**PROBLEM DESCRIPTION:** Gather all lines from the material that contain "toasted".

Begin TASK MATERIAL

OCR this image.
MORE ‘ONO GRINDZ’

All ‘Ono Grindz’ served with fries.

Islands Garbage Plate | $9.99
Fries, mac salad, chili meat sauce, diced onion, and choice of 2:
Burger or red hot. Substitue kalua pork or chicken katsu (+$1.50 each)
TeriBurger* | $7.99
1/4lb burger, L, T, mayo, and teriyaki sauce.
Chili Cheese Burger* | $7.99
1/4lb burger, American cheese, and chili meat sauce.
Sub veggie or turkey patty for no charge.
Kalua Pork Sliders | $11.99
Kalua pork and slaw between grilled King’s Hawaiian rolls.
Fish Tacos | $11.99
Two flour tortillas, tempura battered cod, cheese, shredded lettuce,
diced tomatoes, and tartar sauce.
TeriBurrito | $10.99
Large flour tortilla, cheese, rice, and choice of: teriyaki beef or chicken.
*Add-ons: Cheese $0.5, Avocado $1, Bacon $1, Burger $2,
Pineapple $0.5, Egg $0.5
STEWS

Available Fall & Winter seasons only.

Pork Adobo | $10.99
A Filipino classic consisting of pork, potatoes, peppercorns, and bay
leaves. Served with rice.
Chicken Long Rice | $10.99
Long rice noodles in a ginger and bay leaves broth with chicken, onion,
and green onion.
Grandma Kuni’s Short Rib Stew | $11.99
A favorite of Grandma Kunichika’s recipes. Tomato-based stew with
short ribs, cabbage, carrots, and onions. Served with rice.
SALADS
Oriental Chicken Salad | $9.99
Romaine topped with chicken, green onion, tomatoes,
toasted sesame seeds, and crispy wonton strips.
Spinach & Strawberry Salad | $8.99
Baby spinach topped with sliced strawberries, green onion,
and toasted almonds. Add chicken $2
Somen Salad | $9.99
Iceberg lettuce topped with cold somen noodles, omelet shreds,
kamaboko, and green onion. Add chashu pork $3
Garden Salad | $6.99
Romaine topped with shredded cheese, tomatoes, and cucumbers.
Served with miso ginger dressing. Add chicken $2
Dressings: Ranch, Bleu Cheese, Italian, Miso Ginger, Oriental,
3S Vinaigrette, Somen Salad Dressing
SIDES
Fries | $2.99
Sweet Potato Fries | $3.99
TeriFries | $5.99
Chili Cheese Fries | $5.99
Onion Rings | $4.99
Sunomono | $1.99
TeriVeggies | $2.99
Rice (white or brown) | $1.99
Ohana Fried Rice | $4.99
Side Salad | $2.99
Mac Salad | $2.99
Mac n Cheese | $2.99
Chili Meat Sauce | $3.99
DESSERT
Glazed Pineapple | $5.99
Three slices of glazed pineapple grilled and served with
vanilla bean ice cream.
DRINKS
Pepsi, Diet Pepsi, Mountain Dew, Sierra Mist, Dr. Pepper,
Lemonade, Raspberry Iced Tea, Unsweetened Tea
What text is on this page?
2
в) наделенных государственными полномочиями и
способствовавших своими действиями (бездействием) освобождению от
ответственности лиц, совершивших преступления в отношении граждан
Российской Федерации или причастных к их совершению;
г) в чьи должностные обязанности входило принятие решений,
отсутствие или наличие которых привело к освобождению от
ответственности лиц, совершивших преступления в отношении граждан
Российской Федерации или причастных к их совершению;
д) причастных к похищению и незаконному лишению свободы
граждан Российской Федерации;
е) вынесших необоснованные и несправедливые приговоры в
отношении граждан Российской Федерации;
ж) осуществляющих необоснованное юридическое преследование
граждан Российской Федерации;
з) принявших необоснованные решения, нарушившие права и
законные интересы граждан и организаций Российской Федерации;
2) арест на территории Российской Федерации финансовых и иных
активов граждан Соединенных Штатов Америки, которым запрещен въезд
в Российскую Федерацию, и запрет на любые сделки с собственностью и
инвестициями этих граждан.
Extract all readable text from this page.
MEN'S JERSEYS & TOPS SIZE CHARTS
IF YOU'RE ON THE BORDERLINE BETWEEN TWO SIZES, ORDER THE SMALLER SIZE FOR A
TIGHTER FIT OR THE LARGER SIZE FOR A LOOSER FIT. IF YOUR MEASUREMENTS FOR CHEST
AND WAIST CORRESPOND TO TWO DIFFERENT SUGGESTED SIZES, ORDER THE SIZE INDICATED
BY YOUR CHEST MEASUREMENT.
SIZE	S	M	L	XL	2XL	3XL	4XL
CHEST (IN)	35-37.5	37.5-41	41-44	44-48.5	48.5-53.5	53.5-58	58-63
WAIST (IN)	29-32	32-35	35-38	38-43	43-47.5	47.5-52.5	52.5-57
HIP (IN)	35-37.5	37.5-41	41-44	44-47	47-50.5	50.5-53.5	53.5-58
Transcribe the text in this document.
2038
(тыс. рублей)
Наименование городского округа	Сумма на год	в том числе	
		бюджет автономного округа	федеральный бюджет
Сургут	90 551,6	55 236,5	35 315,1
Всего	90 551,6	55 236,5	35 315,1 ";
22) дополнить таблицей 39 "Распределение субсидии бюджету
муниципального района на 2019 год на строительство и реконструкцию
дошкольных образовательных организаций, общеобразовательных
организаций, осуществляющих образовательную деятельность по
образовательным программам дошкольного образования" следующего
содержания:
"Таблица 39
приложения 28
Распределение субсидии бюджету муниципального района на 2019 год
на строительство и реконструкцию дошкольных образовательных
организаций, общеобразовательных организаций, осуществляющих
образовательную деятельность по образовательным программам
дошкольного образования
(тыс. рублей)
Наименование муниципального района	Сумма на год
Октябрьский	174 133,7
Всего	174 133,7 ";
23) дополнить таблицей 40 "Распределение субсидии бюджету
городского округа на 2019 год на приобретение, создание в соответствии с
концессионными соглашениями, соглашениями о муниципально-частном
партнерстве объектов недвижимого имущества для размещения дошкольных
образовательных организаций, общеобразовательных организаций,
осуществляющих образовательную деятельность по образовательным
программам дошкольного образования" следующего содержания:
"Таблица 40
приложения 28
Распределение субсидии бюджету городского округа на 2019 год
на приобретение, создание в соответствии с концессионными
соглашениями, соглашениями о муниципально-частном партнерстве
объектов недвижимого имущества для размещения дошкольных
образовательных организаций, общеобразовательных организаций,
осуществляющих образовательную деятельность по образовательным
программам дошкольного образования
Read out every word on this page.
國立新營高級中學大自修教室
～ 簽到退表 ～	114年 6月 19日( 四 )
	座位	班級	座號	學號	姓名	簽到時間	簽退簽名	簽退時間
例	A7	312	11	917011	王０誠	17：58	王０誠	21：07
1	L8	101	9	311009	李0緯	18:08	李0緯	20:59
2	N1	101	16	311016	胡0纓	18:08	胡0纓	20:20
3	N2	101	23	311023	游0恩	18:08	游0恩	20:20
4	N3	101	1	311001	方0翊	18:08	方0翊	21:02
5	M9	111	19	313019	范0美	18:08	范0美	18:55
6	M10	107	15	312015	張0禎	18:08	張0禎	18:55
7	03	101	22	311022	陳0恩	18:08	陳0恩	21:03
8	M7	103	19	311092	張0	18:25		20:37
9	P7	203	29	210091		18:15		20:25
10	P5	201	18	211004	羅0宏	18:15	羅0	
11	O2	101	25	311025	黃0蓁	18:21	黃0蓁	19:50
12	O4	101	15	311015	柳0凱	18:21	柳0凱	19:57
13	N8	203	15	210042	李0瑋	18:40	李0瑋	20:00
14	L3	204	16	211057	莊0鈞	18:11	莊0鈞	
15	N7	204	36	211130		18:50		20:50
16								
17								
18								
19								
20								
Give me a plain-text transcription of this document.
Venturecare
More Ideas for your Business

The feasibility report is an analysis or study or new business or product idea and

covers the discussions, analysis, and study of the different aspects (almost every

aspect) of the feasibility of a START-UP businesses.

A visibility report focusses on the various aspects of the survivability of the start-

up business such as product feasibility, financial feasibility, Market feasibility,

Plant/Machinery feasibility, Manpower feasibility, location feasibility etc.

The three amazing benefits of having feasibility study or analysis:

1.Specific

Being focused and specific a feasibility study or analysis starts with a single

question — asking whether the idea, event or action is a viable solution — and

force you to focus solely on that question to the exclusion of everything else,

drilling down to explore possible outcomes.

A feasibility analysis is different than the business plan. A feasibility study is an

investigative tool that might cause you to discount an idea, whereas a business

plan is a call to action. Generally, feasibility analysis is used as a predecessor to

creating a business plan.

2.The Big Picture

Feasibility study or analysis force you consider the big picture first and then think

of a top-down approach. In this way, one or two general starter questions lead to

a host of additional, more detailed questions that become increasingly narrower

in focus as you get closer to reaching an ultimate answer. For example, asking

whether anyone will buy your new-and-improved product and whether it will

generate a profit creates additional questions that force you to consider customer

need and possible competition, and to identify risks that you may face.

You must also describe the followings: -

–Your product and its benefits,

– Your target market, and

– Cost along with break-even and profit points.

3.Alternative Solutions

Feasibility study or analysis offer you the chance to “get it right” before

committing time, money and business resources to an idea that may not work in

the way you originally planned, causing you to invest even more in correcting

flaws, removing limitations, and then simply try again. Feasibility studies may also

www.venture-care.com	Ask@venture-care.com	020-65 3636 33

End TASK MATERIAL

**TASK RESULT:**
toasted sesame seeds, and crispy wonton strips.
and toasted almonds. Add chicken $2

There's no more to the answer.